## Exercise requirements
Look for the string "Raudashl" in every line, and copy each line that has it.
* BEGIN The data *
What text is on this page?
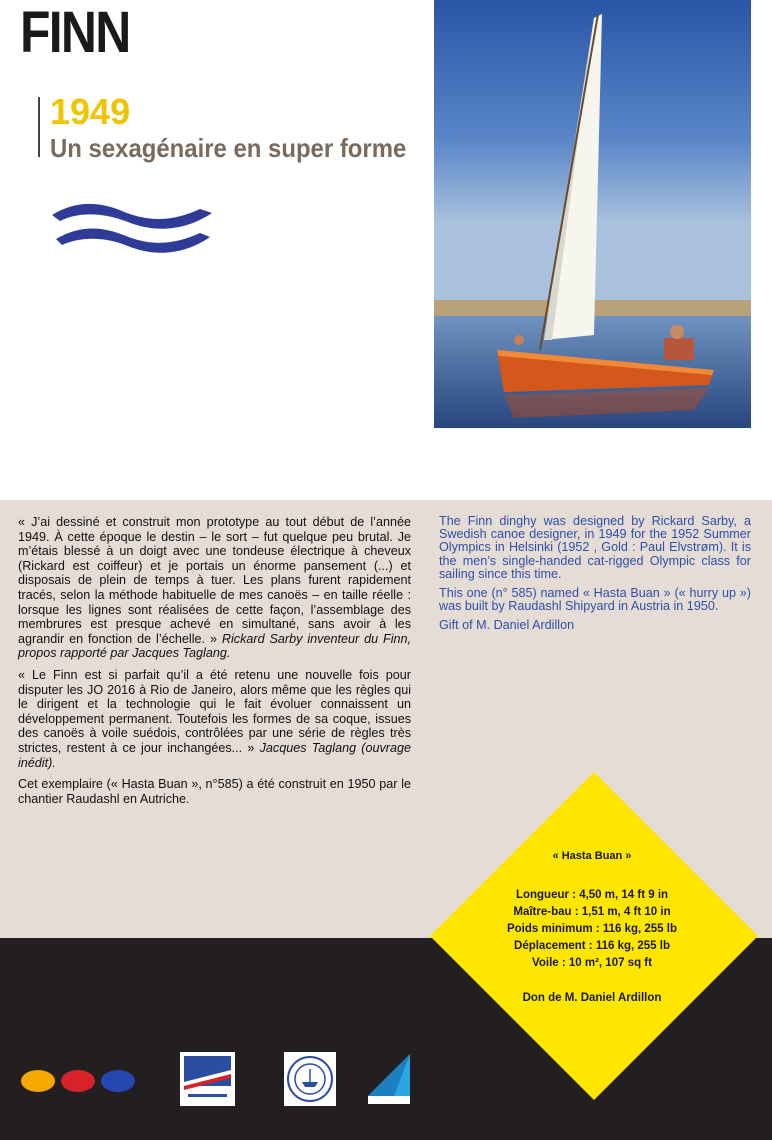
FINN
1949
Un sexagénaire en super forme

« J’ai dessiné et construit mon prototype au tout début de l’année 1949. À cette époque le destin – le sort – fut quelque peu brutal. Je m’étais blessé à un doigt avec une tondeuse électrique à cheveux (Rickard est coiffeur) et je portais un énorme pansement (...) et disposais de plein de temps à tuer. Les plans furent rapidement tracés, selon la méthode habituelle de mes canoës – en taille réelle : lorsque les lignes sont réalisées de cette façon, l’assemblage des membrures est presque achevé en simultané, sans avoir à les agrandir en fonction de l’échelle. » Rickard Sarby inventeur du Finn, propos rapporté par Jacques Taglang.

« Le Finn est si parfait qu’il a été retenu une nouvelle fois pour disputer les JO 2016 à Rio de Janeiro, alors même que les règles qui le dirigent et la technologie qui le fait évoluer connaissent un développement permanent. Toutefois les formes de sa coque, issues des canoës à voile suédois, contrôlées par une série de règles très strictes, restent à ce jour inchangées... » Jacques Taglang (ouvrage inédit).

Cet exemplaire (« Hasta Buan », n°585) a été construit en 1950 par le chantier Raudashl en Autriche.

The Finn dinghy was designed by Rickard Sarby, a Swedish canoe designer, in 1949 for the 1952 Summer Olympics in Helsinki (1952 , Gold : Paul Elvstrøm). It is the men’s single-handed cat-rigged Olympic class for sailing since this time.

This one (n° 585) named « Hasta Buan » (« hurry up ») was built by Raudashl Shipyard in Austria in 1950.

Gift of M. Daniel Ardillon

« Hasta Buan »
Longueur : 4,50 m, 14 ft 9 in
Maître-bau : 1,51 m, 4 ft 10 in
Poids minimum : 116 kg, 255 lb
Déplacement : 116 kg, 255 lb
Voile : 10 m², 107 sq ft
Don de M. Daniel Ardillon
* END The data *
* BEGIN The data *
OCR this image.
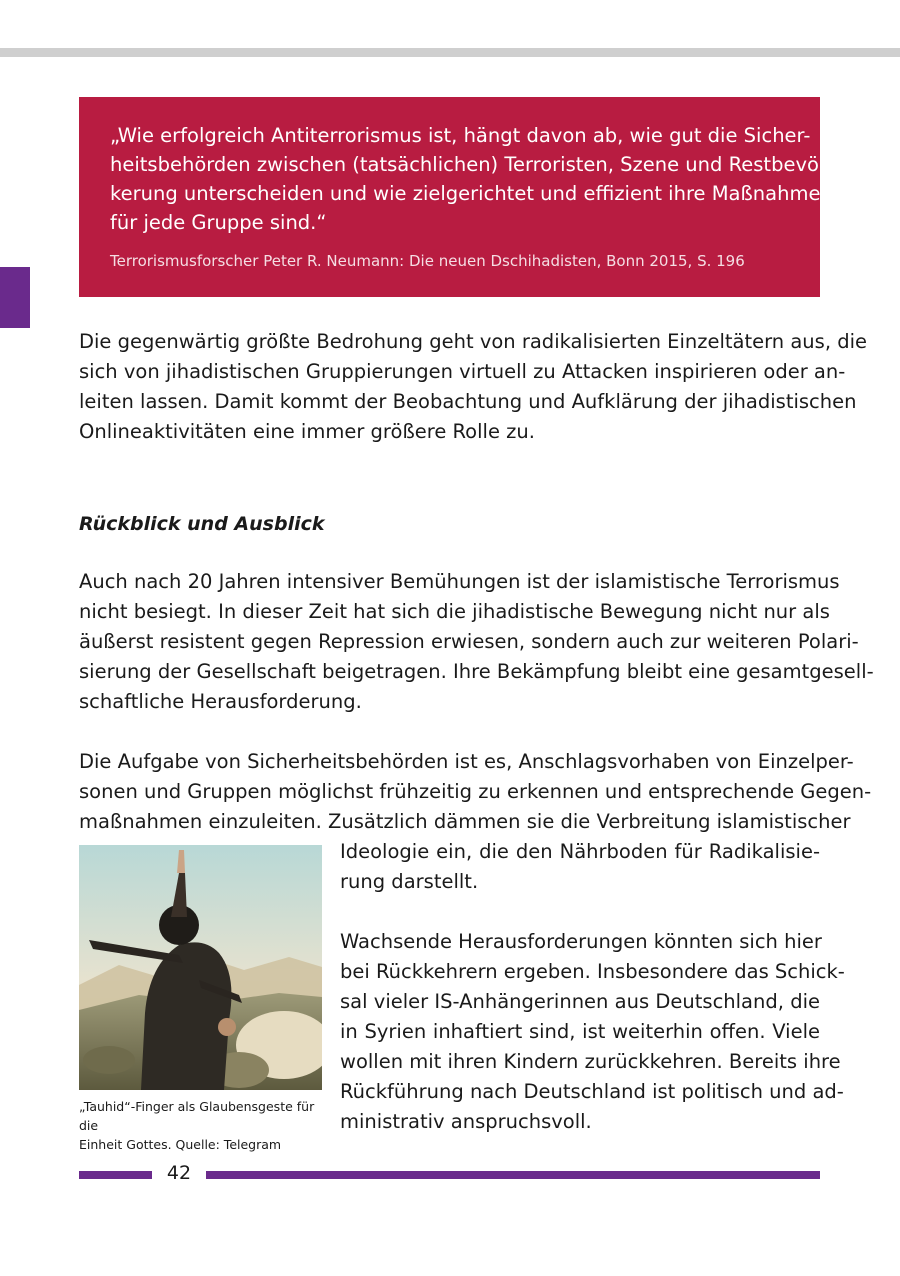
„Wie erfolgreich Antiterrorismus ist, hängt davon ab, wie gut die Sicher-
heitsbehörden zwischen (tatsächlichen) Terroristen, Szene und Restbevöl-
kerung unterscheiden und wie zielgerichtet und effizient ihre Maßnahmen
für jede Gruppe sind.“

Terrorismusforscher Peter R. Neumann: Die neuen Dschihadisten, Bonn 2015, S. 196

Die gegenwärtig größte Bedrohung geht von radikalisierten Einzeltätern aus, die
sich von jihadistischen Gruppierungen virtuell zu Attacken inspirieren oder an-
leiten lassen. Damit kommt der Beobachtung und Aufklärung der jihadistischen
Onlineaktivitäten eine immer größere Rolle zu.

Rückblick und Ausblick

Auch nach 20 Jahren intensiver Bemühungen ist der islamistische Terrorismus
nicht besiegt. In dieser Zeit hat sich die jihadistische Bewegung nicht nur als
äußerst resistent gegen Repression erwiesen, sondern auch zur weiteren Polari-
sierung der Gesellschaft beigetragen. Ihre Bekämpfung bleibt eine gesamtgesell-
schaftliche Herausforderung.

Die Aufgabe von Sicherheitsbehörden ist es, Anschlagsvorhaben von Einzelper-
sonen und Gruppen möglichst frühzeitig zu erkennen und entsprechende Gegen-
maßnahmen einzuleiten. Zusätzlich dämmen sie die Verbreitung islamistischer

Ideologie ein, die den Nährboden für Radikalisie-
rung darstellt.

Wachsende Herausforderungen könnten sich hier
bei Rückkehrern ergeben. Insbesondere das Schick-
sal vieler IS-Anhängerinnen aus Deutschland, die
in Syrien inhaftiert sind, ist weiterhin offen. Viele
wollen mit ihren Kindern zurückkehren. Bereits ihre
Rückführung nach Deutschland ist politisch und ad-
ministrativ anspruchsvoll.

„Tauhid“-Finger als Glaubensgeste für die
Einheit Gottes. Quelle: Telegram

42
* END The data *
* BEGIN The data *
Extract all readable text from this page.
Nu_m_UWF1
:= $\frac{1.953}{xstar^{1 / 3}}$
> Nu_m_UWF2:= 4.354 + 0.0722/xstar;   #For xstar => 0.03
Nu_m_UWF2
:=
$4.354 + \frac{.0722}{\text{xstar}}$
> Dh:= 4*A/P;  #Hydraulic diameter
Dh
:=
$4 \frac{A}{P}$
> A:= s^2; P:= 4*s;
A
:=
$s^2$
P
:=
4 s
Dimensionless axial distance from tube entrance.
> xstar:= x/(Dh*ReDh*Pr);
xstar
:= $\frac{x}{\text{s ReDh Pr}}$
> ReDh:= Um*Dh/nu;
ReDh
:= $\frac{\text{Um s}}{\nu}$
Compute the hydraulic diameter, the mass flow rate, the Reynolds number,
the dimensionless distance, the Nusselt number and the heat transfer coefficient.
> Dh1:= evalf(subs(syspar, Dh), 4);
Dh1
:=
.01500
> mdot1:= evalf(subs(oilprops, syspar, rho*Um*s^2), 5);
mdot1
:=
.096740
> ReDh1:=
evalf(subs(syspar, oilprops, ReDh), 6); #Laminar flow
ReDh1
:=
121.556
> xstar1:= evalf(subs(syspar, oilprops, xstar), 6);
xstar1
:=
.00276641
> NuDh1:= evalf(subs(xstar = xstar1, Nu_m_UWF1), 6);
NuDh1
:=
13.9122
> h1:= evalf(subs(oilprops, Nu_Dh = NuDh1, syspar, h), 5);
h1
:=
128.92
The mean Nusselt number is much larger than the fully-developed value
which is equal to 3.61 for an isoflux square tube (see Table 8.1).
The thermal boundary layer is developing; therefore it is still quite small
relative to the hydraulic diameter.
* END The data *
## Full answer
Cet exemplaire (« Hasta Buan », n°585) a été construit en 1950 par le chantier Raudashl en Autriche.
This one (n° 585) named « Hasta Buan » (« hurry up ») was built by Raudashl Shipyard in Austria in 1950.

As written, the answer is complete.